— BEGIN Records for processing —
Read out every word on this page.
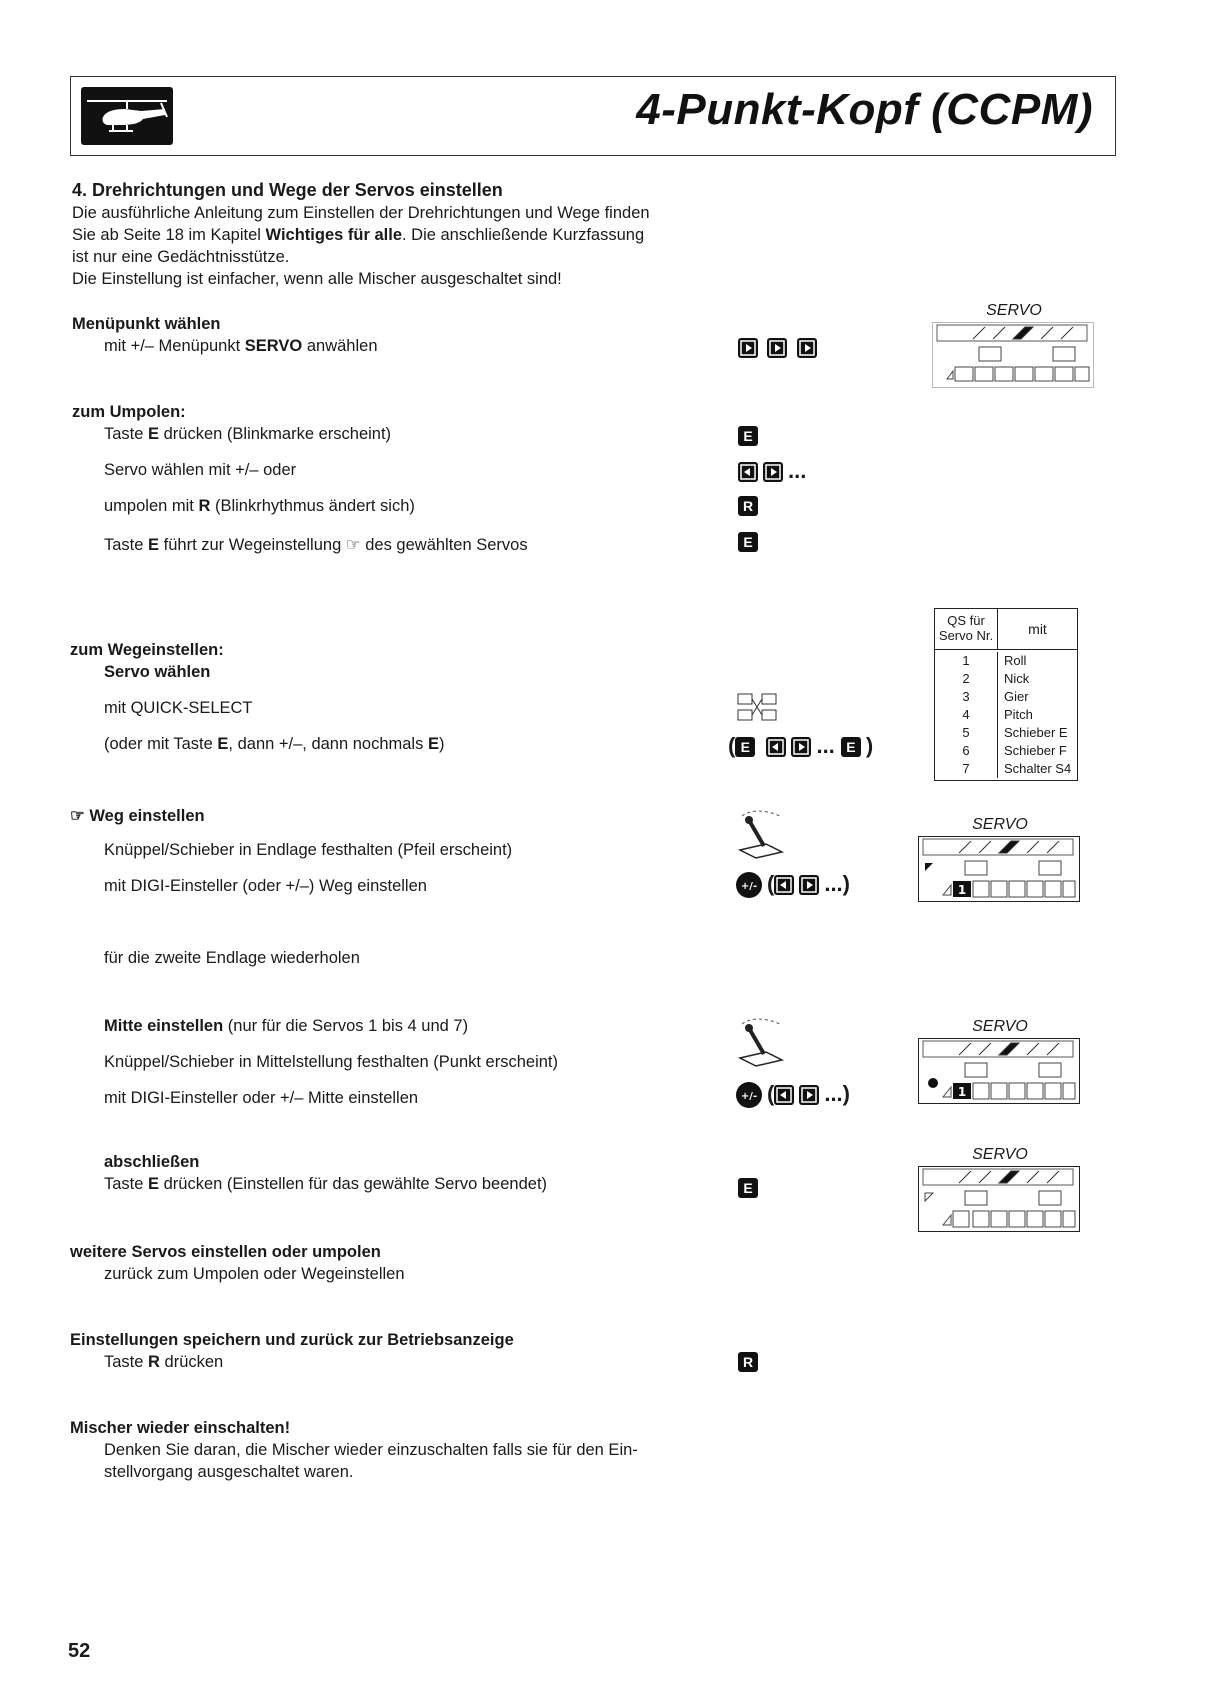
4-Punkt-Kopf (CCPM)
4. Drehrichtungen und Wege der Servos einstellen
Die ausführliche Anleitung zum Einstellen der Drehrichtungen und Wege finden
Sie ab Seite 18 im Kapitel Wichtiges für alle. Die anschließende Kurzfassung
ist nur eine Gedächtnisstütze.
Die Einstellung ist einfacher, wenn alle Mischer ausgeschaltet sind!
Menüpunkt wählen
mit +/– Menüpunkt SERVO anwählen

SERVO
zum Umpolen:
Taste E drücken (Blinkmarke erscheint)
Servo wählen mit +/– oder
umpolen mit R (Blinkrhythmus ändert sich)
Taste E führt zur Wegeinstellung ☞ des gewählten Servos
E
...
R
E
QS für
Servo Nr.	mit
1	Roll
2	Nick
3	Gier
4	Pitch
5	Schieber E
6	Schieber F
7	Schalter S4
zum Wegeinstellen:
Servo wählen
mit QUICK-SELECT
(oder mit Taste E, dann +/–, dann nochmals E)	( E	... E )
☞ Weg einstellen
Knüppel/Schieber in Endlage festhalten (Pfeil erscheint)
mit DIGI-Einsteller (oder +/–) Weg einstellen
für die zweite Endlage wiederholen
+/- ( ...)
SERVO
1
Mitte einstellen (nur für die Servos 1 bis 4 und 7)
Knüppel/Schieber in Mittelstellung festhalten (Punkt erscheint)
mit DIGI-Einsteller oder +/– Mitte einstellen	+/- ( ...)
SERVO
1
abschließen
Taste E drücken (Einstellen für das gewählte Servo beendet)	E
SERVO
weitere Servos einstellen oder umpolen
zurück zum Umpolen oder Wegeinstellen
Einstellungen speichern und zurück zur Betriebsanzeige
Taste R drücken	R
Mischer wieder einschalten!
Denken Sie daran, die Mischer wieder einzuschalten falls sie für den Ein-
stellvorgang ausgeschaltet waren.
52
— END Records for processing —
■ **Goal of the exercise**
Reply with the number of lines in the data that include the string "alle" and nothing else.

■ **Output for this exercise**
2